### Input rows

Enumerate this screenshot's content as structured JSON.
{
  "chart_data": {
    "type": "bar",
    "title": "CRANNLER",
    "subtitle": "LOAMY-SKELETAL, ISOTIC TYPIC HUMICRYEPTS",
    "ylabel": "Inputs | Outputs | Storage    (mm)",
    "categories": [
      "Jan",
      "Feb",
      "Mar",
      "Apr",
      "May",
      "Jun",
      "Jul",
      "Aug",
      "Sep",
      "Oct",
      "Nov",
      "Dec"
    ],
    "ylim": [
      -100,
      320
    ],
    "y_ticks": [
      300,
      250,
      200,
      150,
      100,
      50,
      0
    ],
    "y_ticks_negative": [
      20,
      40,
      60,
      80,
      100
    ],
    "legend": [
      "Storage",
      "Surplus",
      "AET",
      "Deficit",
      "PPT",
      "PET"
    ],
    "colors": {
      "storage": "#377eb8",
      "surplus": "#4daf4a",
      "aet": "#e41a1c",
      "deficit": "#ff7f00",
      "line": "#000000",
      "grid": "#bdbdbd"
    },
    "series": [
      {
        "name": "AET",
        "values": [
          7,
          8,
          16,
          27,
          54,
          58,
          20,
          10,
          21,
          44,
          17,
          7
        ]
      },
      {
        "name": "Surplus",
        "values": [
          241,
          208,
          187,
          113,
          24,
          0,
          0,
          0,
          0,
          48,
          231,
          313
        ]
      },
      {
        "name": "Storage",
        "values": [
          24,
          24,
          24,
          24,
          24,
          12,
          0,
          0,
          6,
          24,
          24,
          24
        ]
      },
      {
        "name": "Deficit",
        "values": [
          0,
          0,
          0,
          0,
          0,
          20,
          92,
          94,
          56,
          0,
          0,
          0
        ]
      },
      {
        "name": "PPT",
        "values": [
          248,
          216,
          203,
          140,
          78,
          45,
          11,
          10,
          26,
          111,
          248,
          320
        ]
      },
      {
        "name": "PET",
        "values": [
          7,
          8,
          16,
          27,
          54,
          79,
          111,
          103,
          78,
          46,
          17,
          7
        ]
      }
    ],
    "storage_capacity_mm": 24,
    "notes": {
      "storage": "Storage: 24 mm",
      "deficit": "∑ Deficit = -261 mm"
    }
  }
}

######

- [Problem description]
Repeat the material from above exactly, word for word.

- [Response to the task]
Enumerate this screenshot's content as structured JSON.
{
  "chart_data": {
    "type": "bar",
    "title": "CRANNLER",
    "subtitle": "LOAMY-SKELETAL, ISOTIC TYPIC HUMICRYEPTS",
    "ylabel": "Inputs | Outputs | Storage    (mm)",
    "categories": [
      "Jan",
      "Feb",
      "Mar",
      "Apr",
      "May",
      "Jun",
      "Jul",
      "Aug",
      "Sep",
      "Oct",
      "Nov",
      "Dec"
    ],
    "ylim": [
      -100,
      320
    ],
    "y_ticks": [
      300,
      250,
      200,
      150,
      100,
      50,
      0
    ],
    "y_ticks_negative": [
      20,
      40,
      60,
      80,
      100
    ],
    "legend": [
      "Storage",
      "Surplus",
      "AET",
      "Deficit",
      "PPT",
      "PET"
    ],
    "colors": {
      "storage": "#377eb8",
      "surplus": "#4daf4a",
      "aet": "#e41a1c",
      "deficit": "#ff7f00",
      "line": "#000000",
      "grid": "#bdbdbd"
    },
    "series": [
      {
        "name": "AET",
        "values": [
          7,
          8,
          16,
          27,
          54,
          58,
          20,
          10,
          21,
          44,
          17,
          7
        ]
      },
      {
        "name": "Surplus",
        "values": [
          241,
          208,
          187,
          113,
          24,
          0,
          0,
          0,
          0,
          48,
          231,
          313
        ]
      },
      {
        "name": "Storage",
        "values": [
          24,
          24,
          24,
          24,
          24,
          12,
          0,
          0,
          6,
          24,
          24,
          24
        ]
      },
      {
        "name": "Deficit",
        "values": [
          0,
          0,
          0,
          0,
          0,
          20,
          92,
          94,
          56,
          0,
          0,
          0
        ]
      },
      {
        "name": "PPT",
        "values": [
          248,
          216,
          203,
          140,
          78,
          45,
          11,
          10,
          26,
          111,
          248,
          320
        ]
      },
      {
        "name": "PET",
        "values": [
          7,
          8,
          16,
          27,
          54,
          79,
          111,
          103,
          78,
          46,
          17,
          7
        ]
      }
    ],
    "storage_capacity_mm": 24,
    "notes": {
      "storage": "Storage: 24 mm",
      "deficit": "∑ Deficit = -261 mm"
    }
  }
}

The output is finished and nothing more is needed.